======== Excerpted data
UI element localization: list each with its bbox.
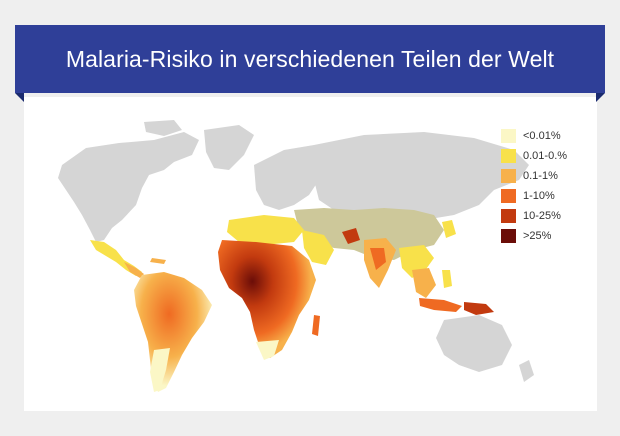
philippines [442, 270, 452, 288]
papua [464, 302, 494, 315]
africa [218, 240, 316, 358]
new-zealand [519, 360, 534, 382]
legend-label: 0.01-0.% [523, 150, 568, 162]
korea-japan [442, 220, 456, 238]
madagascar [312, 315, 320, 336]
title-banner: Malaria-Risiko in verschiedenen Teilen d… [15, 25, 605, 103]
legend-label: >25% [523, 230, 552, 242]
legend-item: 0.1-1% [501, 166, 601, 186]
europe [254, 145, 324, 210]
legend-item: <0.01% [501, 126, 601, 146]
arabia [302, 230, 334, 265]
legend-swatch [501, 209, 516, 223]
world-map [58, 120, 534, 392]
north-america [58, 132, 199, 242]
southeast-asia [412, 268, 436, 298]
south-america [134, 272, 212, 392]
legend: <0.01% 0.01-0.% 0.1-1% 1-10% 10-25% >25% [501, 126, 601, 246]
legend-swatch [501, 129, 516, 143]
legend-swatch [501, 229, 516, 243]
arctic-islands [144, 120, 182, 136]
legend-swatch [501, 149, 516, 163]
central-america-south [124, 262, 144, 278]
legend-swatch [501, 169, 516, 183]
legend-item: 1-10% [501, 186, 601, 206]
indonesia [419, 298, 462, 312]
legend-item: >25% [501, 226, 601, 246]
page-title: Malaria-Risiko in verschiedenen Teilen d… [15, 25, 605, 93]
legend-item: 10-25% [501, 206, 601, 226]
legend-label: 0.1-1% [523, 170, 558, 182]
greenland [204, 125, 254, 170]
legend-label: 1-10% [523, 190, 555, 202]
india-hot [370, 248, 386, 270]
legend-item: 0.01-0.% [501, 146, 601, 166]
asia [314, 132, 529, 220]
legend-label: <0.01% [523, 130, 561, 142]
pakistan-hot [342, 228, 360, 244]
legend-swatch [501, 189, 516, 203]
south-america-south [150, 348, 170, 392]
legend-label: 10-25% [523, 210, 561, 222]
australia [436, 315, 512, 372]
southern-africa [256, 340, 279, 360]
north-africa [227, 215, 304, 245]
banner-fold-right [596, 93, 605, 102]
banner-fold-left [15, 93, 24, 102]
caribbean [150, 258, 166, 264]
================
- [Aim] Print every row from the one containing "philippines [442, 270, 452, 288]" down to the one containing "legend-swatch [501, 209, 516, 223]", inclusive, character for character.

- [Result of the task]
philippines [442, 270, 452, 288]
papua [464, 302, 494, 315]
africa [218, 240, 316, 358]
new-zealand [519, 360, 534, 382]
legend-label: 0.01-0.% [523, 150, 568, 162]
korea-japan [442, 220, 456, 238]
madagascar [312, 315, 320, 336]
title-banner: Malaria-Risiko in verschiedenen Teilen d… [15, 25, 605, 103]
legend-label: >25% [523, 230, 552, 242]
legend-item: 0.1-1% [501, 166, 601, 186]
europe [254, 145, 324, 210]
legend-item: <0.01% [501, 126, 601, 146]
arabia [302, 230, 334, 265]
legend-swatch [501, 209, 516, 223]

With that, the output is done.